──────── Given data
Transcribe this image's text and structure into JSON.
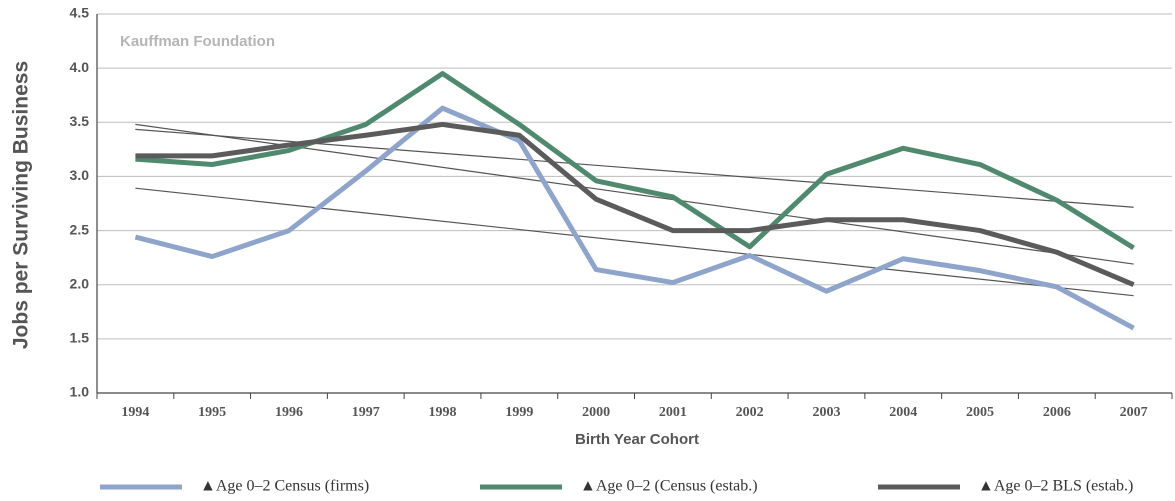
{
  "chart_data": {
    "type": "line",
    "annotation": "Kauffman Foundation",
    "y_label": "Jobs per Surviving Business",
    "x_label": "Birth Year Cohort",
    "categories": [
      "1994",
      "1995",
      "1996",
      "1997",
      "1998",
      "1999",
      "2000",
      "2001",
      "2002",
      "2003",
      "2004",
      "2005",
      "2006",
      "2007"
    ],
    "series": [
      {
        "name": "▲Age 0–2 Census (firms)",
        "color": "#8fa4ca",
        "values": [
          2.44,
          2.26,
          2.5,
          3.05,
          3.63,
          3.33,
          2.14,
          2.02,
          2.27,
          1.94,
          2.24,
          2.13,
          1.98,
          1.6
        ]
      },
      {
        "name": "▲Age 0–2 (Census (estab.)",
        "color": "#4f8a6e",
        "values": [
          3.16,
          3.11,
          3.24,
          3.48,
          3.95,
          3.48,
          2.96,
          2.81,
          2.35,
          3.02,
          3.26,
          3.11,
          2.78,
          2.34
        ]
      },
      {
        "name": "▲Age 0–2 BLS (estab.)",
        "color": "#5b5b5b",
        "values": [
          3.19,
          3.19,
          3.29,
          3.38,
          3.48,
          3.38,
          2.79,
          2.5,
          2.5,
          2.6,
          2.6,
          2.5,
          2.3,
          2.0
        ]
      }
    ],
    "ylim": [
      1,
      4.5
    ],
    "yticks": [
      {
        "value": 1,
        "label": "1.0"
      },
      1.5,
      {
        "value": 2,
        "label": "2.0"
      },
      2.5,
      {
        "value": 3,
        "label": "3.0"
      },
      3.5,
      {
        "value": 4,
        "label": "4.0"
      },
      4.5
    ],
    "grid": true,
    "trendline": true,
    "legend": "bottom"
  }
}
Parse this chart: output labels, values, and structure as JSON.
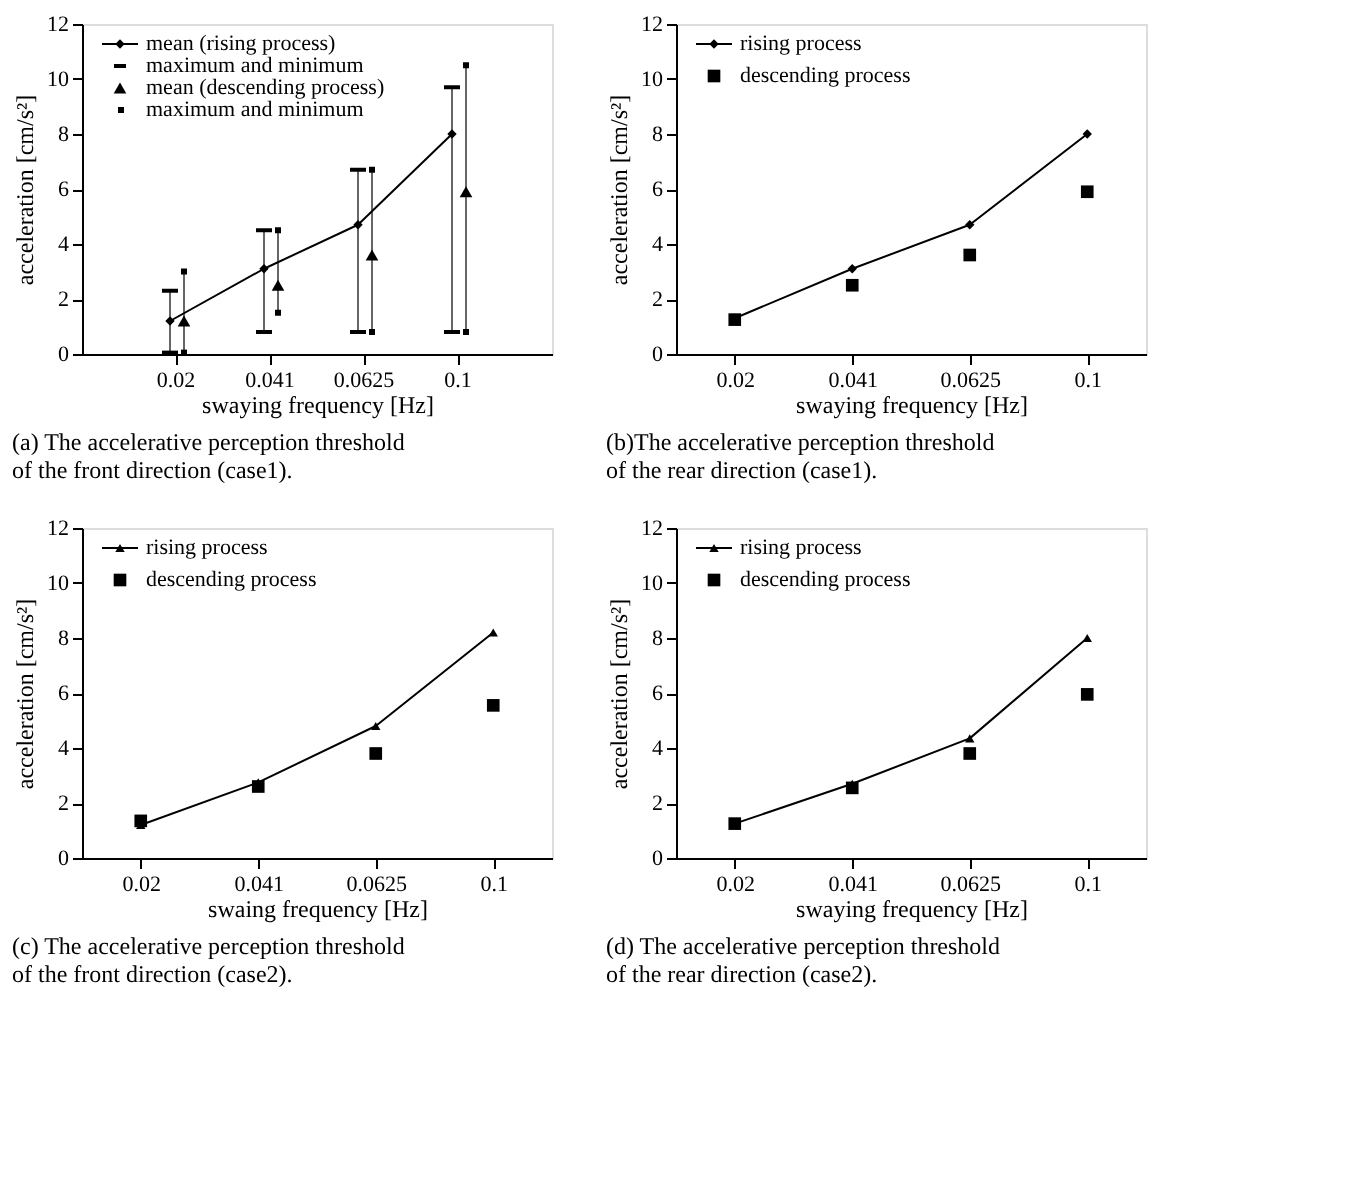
{
  "chart_data": [
    {
      "type": "line",
      "title": [
        "(a) The accelerative perception threshold",
        "of the front direction (case1)."
      ],
      "xlabel": "swaying frequency [Hz]",
      "ylabel": "acceleration [cm/s²]",
      "categories": [
        "0.02",
        "0.041",
        "0.0625",
        "0.1"
      ],
      "ylim": [
        0,
        12
      ],
      "yticks": [
        0,
        2,
        4,
        6,
        8,
        10,
        12
      ],
      "grid": false,
      "legend": "top left",
      "annotations": [
        "maximum and minimum",
        "maximum and minimum"
      ],
      "series": [
        {
          "name": "mean (rising process)",
          "type": "line",
          "marker": "diamond",
          "color": "#000000",
          "values": [
            1.2,
            3.1,
            4.7,
            8.0
          ],
          "errors": [
            [
              0.05,
              2.3
            ],
            [
              0.8,
              4.5
            ],
            [
              0.8,
              6.7
            ],
            [
              0.8,
              9.7
            ]
          ]
        },
        {
          "name": "mean (descending process)",
          "type": "scatter",
          "marker": "triangle",
          "color": "#000000",
          "values": [
            1.2,
            2.5,
            3.6,
            5.9
          ],
          "errors": [
            [
              0.05,
              3.0
            ],
            [
              1.5,
              4.5
            ],
            [
              0.8,
              6.7
            ],
            [
              0.8,
              10.5
            ]
          ]
        }
      ]
    },
    {
      "type": "line",
      "title": [
        "(b)The accelerative perception threshold",
        "of the rear direction (case1)."
      ],
      "xlabel": "swaying frequency [Hz]",
      "ylabel": "acceleration [cm/s²]",
      "categories": [
        "0.02",
        "0.041",
        "0.0625",
        "0.1"
      ],
      "ylim": [
        0,
        12
      ],
      "yticks": [
        0,
        2,
        4,
        6,
        8,
        10,
        12
      ],
      "grid": false,
      "legend": "top left",
      "series": [
        {
          "name": "rising process",
          "type": "line",
          "marker": "diamond",
          "color": "#000000",
          "values": [
            1.3,
            3.1,
            4.7,
            8.0
          ]
        },
        {
          "name": "descending process",
          "type": "scatter",
          "marker": "square",
          "color": "#000000",
          "values": [
            1.25,
            2.5,
            3.6,
            5.9
          ]
        }
      ]
    },
    {
      "type": "line",
      "title": [
        "(c) The accelerative perception threshold",
        "of the front direction (case2)."
      ],
      "xlabel": "swaing frequency [Hz]",
      "ylabel": "acceleration [cm/s²]",
      "categories": [
        "0.02",
        "0.041",
        "0.0625",
        "0.1"
      ],
      "ylim": [
        0,
        12
      ],
      "yticks": [
        0,
        2,
        4,
        6,
        8,
        10,
        12
      ],
      "grid": false,
      "legend": "top left",
      "series": [
        {
          "name": "rising process",
          "type": "line",
          "marker": "triangle",
          "color": "#000000",
          "values": [
            1.2,
            2.75,
            4.8,
            8.2
          ]
        },
        {
          "name": "descending process",
          "type": "scatter",
          "marker": "square",
          "color": "#000000",
          "values": [
            1.35,
            2.6,
            3.8,
            5.55
          ]
        }
      ]
    },
    {
      "type": "line",
      "title": [
        "(d) The accelerative perception threshold",
        "of the rear direction (case2)."
      ],
      "xlabel": "swaying frequency [Hz]",
      "ylabel": "acceleration [cm/s²]",
      "categories": [
        "0.02",
        "0.041",
        "0.0625",
        "0.1"
      ],
      "ylim": [
        0,
        12
      ],
      "yticks": [
        0,
        2,
        4,
        6,
        8,
        10,
        12
      ],
      "grid": false,
      "legend": "top left",
      "series": [
        {
          "name": "rising process",
          "type": "line",
          "marker": "triangle",
          "color": "#000000",
          "values": [
            1.25,
            2.7,
            4.35,
            8.0
          ]
        },
        {
          "name": "descending process",
          "type": "scatter",
          "marker": "square",
          "color": "#000000",
          "values": [
            1.25,
            2.55,
            3.8,
            5.95
          ]
        }
      ]
    }
  ]
}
────────────────
What is asked =
Skipping the pictures, transcribe each line above exactly as it appears.

Solution to this task =
Transcribe this image's text and structure into JSON.
{
  "chart_data": {
    "type": "line",
    "annotation": "Kauffman Foundation",
    "y_label": "Jobs per Surviving Business",
    "x_label": "Birth Year Cohort",
    "categories": [
      "1994",
      "1995",
      "1996",
      "1997",
      "1998",
      "1999",
      "2000",
      "2001",
      "2002",
      "2003",
      "2004",
      "2005",
      "2006",
      "2007"
    ],
    "series": [
      {
        "name": "▲Age 0–2 Census (firms)",
        "color": "#8fa4ca",
        "values": [
          2.44,
          2.26,
          2.5,
          3.05,
          3.63,
          3.33,
          2.14,
          2.02,
          2.27,
          1.94,
          2.24,
          2.13,
          1.98,
          1.6
        ]
      },
      {
        "name": "▲Age 0–2 (Census (estab.)",
        "color": "#4f8a6e",
        "values": [
          3.16,
          3.11,
          3.24,
          3.48,
          3.95,
          3.48,
          2.96,
          2.81,
          2.35,
          3.02,
          3.26,
          3.11,
          2.78,
          2.34
        ]
      },
      {
        "name": "▲Age 0–2 BLS (estab.)",
        "color": "#5b5b5b",
        "values": [
          3.19,
          3.19,
          3.29,
          3.38,
          3.48,
          3.38,
          2.79,
          2.5,
          2.5,
          2.6,
          2.6,
          2.5,
          2.3,
          2.0
        ]
      }
    ],
    "ylim": [
      1,
      4.5
    ],
    "yticks": [
      {
        "value": 1,
        "label": "1.0"
      },
      1.5,
      {
        "value": 2,
        "label": "2.0"
      },
      2.5,
      {
        "value": 3,
        "label": "3.0"
      },
      3.5,
      {
        "value": 4,
        "label": "4.0"
      },
      4.5
    ],
    "grid": true,
    "trendline": true,
    "legend": "bottom"
  }
}
Parse this chart: output labels, values, and structure as JSON.
{
  "chart_data": [
    {
      "type": "line",
      "title": [
        "(a) The accelerative perception threshold",
        "of the front direction (case1)."
      ],
      "xlabel": "swaying frequency [Hz]",
      "ylabel": "acceleration [cm/s²]",
      "categories": [
        "0.02",
        "0.041",
        "0.0625",
        "0.1"
      ],
      "ylim": [
        0,
        12
      ],
      "yticks": [
        0,
        2,
        4,
        6,
        8,
        10,
        12
      ],
      "grid": false,
      "legend": "top left",
      "annotations": [
        "maximum and minimum",
        "maximum and minimum"
      ],
      "series": [
        {
          "name": "mean (rising process)",
          "type": "line",
          "marker": "diamond",
          "color": "#000000",
          "values": [
            1.2,
            3.1,
            4.7,
            8.0
          ],
          "errors": [
            [
              0.05,
              2.3
            ],
            [
              0.8,
              4.5
            ],
            [
              0.8,
              6.7
            ],
            [
              0.8,
              9.7
            ]
          ]
        },
        {
          "name": "mean (descending process)",
          "type": "scatter",
          "marker": "triangle",
          "color": "#000000",
          "values": [
            1.2,
            2.5,
            3.6,
            5.9
          ],
          "errors": [
            [
              0.05,
              3.0
            ],
            [
              1.5,
              4.5
            ],
            [
              0.8,
              6.7
            ],
            [
              0.8,
              10.5
            ]
          ]
        }
      ]
    },
    {
      "type": "line",
      "title": [
        "(b)The accelerative perception threshold",
        "of the rear direction (case1)."
      ],
      "xlabel": "swaying frequency [Hz]",
      "ylabel": "acceleration [cm/s²]",
      "categories": [
        "0.02",
        "0.041",
        "0.0625",
        "0.1"
      ],
      "ylim": [
        0,
        12
      ],
      "yticks": [
        0,
        2,
        4,
        6,
        8,
        10,
        12
      ],
      "grid": false,
      "legend": "top left",
      "series": [
        {
          "name": "rising process",
          "type": "line",
          "marker": "diamond",
          "color": "#000000",
          "values": [
            1.3,
            3.1,
            4.7,
            8.0
          ]
        },
        {
          "name": "descending process",
          "type": "scatter",
          "marker": "square",
          "color": "#000000",
          "values": [
            1.25,
            2.5,
            3.6,
            5.9
          ]
        }
      ]
    },
    {
      "type": "line",
      "title": [
        "(c) The accelerative perception threshold",
        "of the front direction (case2)."
      ],
      "xlabel": "swaing frequency [Hz]",
      "ylabel": "acceleration [cm/s²]",
      "categories": [
        "0.02",
        "0.041",
        "0.0625",
        "0.1"
      ],
      "ylim": [
        0,
        12
      ],
      "yticks": [
        0,
        2,
        4,
        6,
        8,
        10,
        12
      ],
      "grid": false,
      "legend": "top left",
      "series": [
        {
          "name": "rising process",
          "type": "line",
          "marker": "triangle",
          "color": "#000000",
          "values": [
            1.2,
            2.75,
            4.8,
            8.2
          ]
        },
        {
          "name": "descending process",
          "type": "scatter",
          "marker": "square",
          "color": "#000000",
          "values": [
            1.35,
            2.6,
            3.8,
            5.55
          ]
        }
      ]
    },
    {
      "type": "line",
      "title": [
        "(d) The accelerative perception threshold",
        "of the rear direction (case2)."
      ],
      "xlabel": "swaying frequency [Hz]",
      "ylabel": "acceleration [cm/s²]",
      "categories": [
        "0.02",
        "0.041",
        "0.0625",
        "0.1"
      ],
      "ylim": [
        0,
        12
      ],
      "yticks": [
        0,
        2,
        4,
        6,
        8,
        10,
        12
      ],
      "grid": false,
      "legend": "top left",
      "series": [
        {
          "name": "rising process",
          "type": "line",
          "marker": "triangle",
          "color": "#000000",
          "values": [
            1.25,
            2.7,
            4.35,
            8.0
          ]
        },
        {
          "name": "descending process",
          "type": "scatter",
          "marker": "square",
          "color": "#000000",
          "values": [
            1.25,
            2.55,
            3.8,
            5.95
          ]
        }
      ]
    }
  ]
}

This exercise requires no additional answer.